* [Directive]: Copy the forum post starting at "As far as the" and ending at "lower your performance.", changing "4TB" to "8TB".

I completely agree I should have ecc memory and the more we have this conversation the more I want to just buy a different board cpu and ram for the ecc alone.

As far as the 13900ks though, I’ve done allot of testing with it and windows, if I limit power and restrict frequency I was able to use it like normal even with avx instructions. But regardless you are spot on with trying to build a must function with hope functionality.

Thank you for the feedback.

1 Like

Don’t use the 4TB as cache, it’s not suited for it and may actually lower your performance.
A SLOG is only ever going to store 2 transaction groups before committing the data to the data VDEVs, which in your case is unlikely to ever be more than 16GB. A SLOG is also only used for sync writes, not async writes. With default sync-settings a Windows client connecting with SMB won’t use sync writes. NFS transfers and MacOS SMB clients might.

Stored items:
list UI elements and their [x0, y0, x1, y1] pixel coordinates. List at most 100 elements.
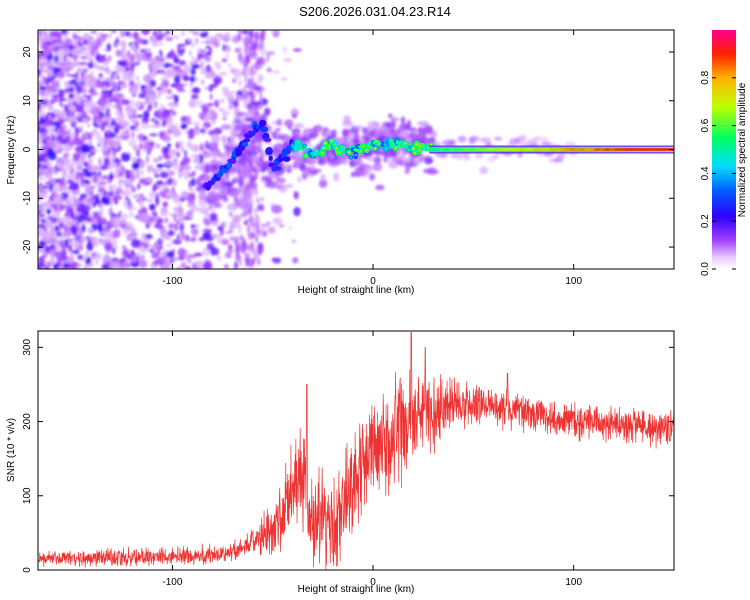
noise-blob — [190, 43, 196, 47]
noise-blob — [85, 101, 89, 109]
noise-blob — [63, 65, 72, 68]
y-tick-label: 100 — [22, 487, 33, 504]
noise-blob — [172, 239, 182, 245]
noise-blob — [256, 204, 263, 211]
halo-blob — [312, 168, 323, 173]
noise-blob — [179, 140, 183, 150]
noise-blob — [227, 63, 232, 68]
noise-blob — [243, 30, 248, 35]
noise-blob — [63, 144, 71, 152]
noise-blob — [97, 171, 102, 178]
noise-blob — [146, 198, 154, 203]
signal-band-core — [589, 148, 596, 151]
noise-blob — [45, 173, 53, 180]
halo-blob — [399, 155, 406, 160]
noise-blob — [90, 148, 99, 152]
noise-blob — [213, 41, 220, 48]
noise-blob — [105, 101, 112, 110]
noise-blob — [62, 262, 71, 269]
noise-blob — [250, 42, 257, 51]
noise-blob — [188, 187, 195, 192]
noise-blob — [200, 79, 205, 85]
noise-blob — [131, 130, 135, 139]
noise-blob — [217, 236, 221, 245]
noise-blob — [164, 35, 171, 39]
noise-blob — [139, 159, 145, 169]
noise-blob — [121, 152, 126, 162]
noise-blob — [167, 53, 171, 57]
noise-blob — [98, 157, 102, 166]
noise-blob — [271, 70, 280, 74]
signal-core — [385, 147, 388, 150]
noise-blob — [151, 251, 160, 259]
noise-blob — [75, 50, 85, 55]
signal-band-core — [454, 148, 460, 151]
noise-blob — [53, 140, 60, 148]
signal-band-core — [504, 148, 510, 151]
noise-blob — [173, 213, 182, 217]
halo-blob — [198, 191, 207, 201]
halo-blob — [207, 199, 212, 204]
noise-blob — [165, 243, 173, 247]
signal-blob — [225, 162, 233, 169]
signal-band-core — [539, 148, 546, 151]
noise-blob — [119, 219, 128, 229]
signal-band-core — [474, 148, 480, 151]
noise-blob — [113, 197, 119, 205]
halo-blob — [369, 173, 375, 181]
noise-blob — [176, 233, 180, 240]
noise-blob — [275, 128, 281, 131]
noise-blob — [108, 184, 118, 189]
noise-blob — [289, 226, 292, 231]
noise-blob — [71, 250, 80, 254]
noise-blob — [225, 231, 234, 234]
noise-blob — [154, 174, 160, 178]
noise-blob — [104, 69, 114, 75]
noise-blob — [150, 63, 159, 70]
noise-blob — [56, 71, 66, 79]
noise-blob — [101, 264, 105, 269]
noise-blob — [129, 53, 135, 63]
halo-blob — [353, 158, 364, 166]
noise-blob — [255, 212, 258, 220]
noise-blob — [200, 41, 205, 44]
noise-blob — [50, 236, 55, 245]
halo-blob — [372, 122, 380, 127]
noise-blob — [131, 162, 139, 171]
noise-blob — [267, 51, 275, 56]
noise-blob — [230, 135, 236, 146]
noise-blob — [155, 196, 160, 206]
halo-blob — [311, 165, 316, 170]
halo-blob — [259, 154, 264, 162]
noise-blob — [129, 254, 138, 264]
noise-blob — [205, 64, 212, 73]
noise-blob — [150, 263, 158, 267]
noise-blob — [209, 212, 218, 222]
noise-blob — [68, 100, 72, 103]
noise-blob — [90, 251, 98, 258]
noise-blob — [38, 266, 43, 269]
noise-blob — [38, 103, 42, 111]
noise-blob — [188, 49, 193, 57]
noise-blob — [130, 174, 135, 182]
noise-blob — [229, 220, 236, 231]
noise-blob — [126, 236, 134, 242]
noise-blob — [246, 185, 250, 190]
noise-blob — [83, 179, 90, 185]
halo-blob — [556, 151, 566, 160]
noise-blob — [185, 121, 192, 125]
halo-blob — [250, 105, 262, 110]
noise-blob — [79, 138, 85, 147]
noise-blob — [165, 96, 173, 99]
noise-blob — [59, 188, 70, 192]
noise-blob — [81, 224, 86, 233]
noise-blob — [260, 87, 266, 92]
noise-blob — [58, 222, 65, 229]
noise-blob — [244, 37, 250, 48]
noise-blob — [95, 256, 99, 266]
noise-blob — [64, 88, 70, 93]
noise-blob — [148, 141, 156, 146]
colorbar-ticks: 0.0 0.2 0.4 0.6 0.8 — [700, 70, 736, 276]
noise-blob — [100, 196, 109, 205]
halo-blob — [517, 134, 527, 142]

* [The output]:
As far as the 13900ks though, I’ve done allot of testing with it and windows, if I limit power and restrict frequency I was able to use it like normal even with avx instructions. But regardless you are spot on with trying to build a must function with hope functionality.

Thank you for the feedback.

1 Like

Don’t use the 8TB as cache, it’s not suited for it and may actually lower your performance.